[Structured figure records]
-- start --

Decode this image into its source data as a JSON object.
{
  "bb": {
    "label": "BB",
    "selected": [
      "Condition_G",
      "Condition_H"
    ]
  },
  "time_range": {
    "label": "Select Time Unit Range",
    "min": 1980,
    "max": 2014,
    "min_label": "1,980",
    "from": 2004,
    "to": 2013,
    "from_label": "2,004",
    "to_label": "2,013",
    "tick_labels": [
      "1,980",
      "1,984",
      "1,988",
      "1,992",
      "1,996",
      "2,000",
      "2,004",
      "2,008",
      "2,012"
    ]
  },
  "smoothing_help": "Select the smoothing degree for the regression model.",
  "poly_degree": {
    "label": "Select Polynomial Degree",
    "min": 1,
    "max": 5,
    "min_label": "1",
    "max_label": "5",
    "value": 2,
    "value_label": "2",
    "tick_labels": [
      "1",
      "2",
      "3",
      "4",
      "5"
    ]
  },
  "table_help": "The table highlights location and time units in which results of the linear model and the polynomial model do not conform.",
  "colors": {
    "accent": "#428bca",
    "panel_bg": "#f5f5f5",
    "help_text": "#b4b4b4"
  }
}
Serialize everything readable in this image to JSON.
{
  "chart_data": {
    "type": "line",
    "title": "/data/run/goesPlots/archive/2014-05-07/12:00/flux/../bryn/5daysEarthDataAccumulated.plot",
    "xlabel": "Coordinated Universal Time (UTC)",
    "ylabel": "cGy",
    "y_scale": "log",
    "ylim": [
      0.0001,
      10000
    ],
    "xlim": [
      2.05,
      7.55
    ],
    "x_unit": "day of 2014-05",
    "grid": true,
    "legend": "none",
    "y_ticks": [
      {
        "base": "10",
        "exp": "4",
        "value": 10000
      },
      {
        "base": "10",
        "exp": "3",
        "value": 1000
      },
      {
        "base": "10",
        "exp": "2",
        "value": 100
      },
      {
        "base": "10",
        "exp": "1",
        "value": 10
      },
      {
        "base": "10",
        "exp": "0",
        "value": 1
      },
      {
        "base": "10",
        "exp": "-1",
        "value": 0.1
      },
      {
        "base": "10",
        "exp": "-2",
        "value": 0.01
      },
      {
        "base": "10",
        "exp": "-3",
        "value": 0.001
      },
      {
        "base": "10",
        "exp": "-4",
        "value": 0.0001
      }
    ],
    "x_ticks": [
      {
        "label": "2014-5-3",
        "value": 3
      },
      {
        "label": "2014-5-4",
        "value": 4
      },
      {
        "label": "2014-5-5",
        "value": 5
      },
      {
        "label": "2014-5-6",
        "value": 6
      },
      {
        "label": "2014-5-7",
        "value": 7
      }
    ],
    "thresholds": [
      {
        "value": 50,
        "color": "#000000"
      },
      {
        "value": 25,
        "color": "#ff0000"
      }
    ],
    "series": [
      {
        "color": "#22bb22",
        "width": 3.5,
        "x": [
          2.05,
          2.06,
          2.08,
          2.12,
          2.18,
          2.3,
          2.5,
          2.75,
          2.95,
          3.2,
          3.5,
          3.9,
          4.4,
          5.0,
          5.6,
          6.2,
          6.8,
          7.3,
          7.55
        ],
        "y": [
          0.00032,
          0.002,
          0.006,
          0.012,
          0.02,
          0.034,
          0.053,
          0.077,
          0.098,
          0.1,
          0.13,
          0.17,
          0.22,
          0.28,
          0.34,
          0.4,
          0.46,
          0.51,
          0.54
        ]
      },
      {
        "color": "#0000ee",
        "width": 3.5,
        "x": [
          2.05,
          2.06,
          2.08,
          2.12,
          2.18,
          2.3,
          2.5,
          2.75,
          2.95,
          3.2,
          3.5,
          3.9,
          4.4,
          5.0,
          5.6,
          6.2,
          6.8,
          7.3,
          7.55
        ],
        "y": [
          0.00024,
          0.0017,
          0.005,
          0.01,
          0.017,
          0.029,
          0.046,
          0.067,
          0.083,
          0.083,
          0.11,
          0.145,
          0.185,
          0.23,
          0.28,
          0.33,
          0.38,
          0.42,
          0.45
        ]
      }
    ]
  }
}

-- end --

PROBLEM DETAILS: Copy out the whole listing exactly; please set it all down.

WRITTEN SOLUTION:
Decode this image into its source data as a JSON object.
{
  "bb": {
    "label": "BB",
    "selected": [
      "Condition_G",
      "Condition_H"
    ]
  },
  "time_range": {
    "label": "Select Time Unit Range",
    "min": 1980,
    "max": 2014,
    "min_label": "1,980",
    "from": 2004,
    "to": 2013,
    "from_label": "2,004",
    "to_label": "2,013",
    "tick_labels": [
      "1,980",
      "1,984",
      "1,988",
      "1,992",
      "1,996",
      "2,000",
      "2,004",
      "2,008",
      "2,012"
    ]
  },
  "smoothing_help": "Select the smoothing degree for the regression model.",
  "poly_degree": {
    "label": "Select Polynomial Degree",
    "min": 1,
    "max": 5,
    "min_label": "1",
    "max_label": "5",
    "value": 2,
    "value_label": "2",
    "tick_labels": [
      "1",
      "2",
      "3",
      "4",
      "5"
    ]
  },
  "table_help": "The table highlights location and time units in which results of the linear model and the polynomial model do not conform.",
  "colors": {
    "accent": "#428bca",
    "panel_bg": "#f5f5f5",
    "help_text": "#b4b4b4"
  }
}
Serialize everything readable in this image to JSON.
{
  "chart_data": {
    "type": "line",
    "title": "/data/run/goesPlots/archive/2014-05-07/12:00/flux/../bryn/5daysEarthDataAccumulated.plot",
    "xlabel": "Coordinated Universal Time (UTC)",
    "ylabel": "cGy",
    "y_scale": "log",
    "ylim": [
      0.0001,
      10000
    ],
    "xlim": [
      2.05,
      7.55
    ],
    "x_unit": "day of 2014-05",
    "grid": true,
    "legend": "none",
    "y_ticks": [
      {
        "base": "10",
        "exp": "4",
        "value": 10000
      },
      {
        "base": "10",
        "exp": "3",
        "value": 1000
      },
      {
        "base": "10",
        "exp": "2",
        "value": 100
      },
      {
        "base": "10",
        "exp": "1",
        "value": 10
      },
      {
        "base": "10",
        "exp": "0",
        "value": 1
      },
      {
        "base": "10",
        "exp": "-1",
        "value": 0.1
      },
      {
        "base": "10",
        "exp": "-2",
        "value": 0.01
      },
      {
        "base": "10",
        "exp": "-3",
        "value": 0.001
      },
      {
        "base": "10",
        "exp": "-4",
        "value": 0.0001
      }
    ],
    "x_ticks": [
      {
        "label": "2014-5-3",
        "value": 3
      },
      {
        "label": "2014-5-4",
        "value": 4
      },
      {
        "label": "2014-5-5",
        "value": 5
      },
      {
        "label": "2014-5-6",
        "value": 6
      },
      {
        "label": "2014-5-7",
        "value": 7
      }
    ],
    "thresholds": [
      {
        "value": 50,
        "color": "#000000"
      },
      {
        "value": 25,
        "color": "#ff0000"
      }
    ],
    "series": [
      {
        "color": "#22bb22",
        "width": 3.5,
        "x": [
          2.05,
          2.06,
          2.08,
          2.12,
          2.18,
          2.3,
          2.5,
          2.75,
          2.95,
          3.2,
          3.5,
          3.9,
          4.4,
          5.0,
          5.6,
          6.2,
          6.8,
          7.3,
          7.55
        ],
        "y": [
          0.00032,
          0.002,
          0.006,
          0.012,
          0.02,
          0.034,
          0.053,
          0.077,
          0.098,
          0.1,
          0.13,
          0.17,
          0.22,
          0.28,
          0.34,
          0.4,
          0.46,
          0.51,
          0.54
        ]
      },
      {
        "color": "#0000ee",
        "width": 3.5,
        "x": [
          2.05,
          2.06,
          2.08,
          2.12,
          2.18,
          2.3,
          2.5,
          2.75,
          2.95,
          3.2,
          3.5,
          3.9,
          4.4,
          5.0,
          5.6,
          6.2,
          6.8,
          7.3,
          7.55
        ],
        "y": [
          0.00024,
          0.0017,
          0.005,
          0.01,
          0.017,
          0.029,
          0.046,
          0.067,
          0.083,
          0.083,
          0.11,
          0.145,
          0.185,
          0.23,
          0.28,
          0.33,
          0.38,
          0.42,
          0.45
        ]
      }
    ]
  }
}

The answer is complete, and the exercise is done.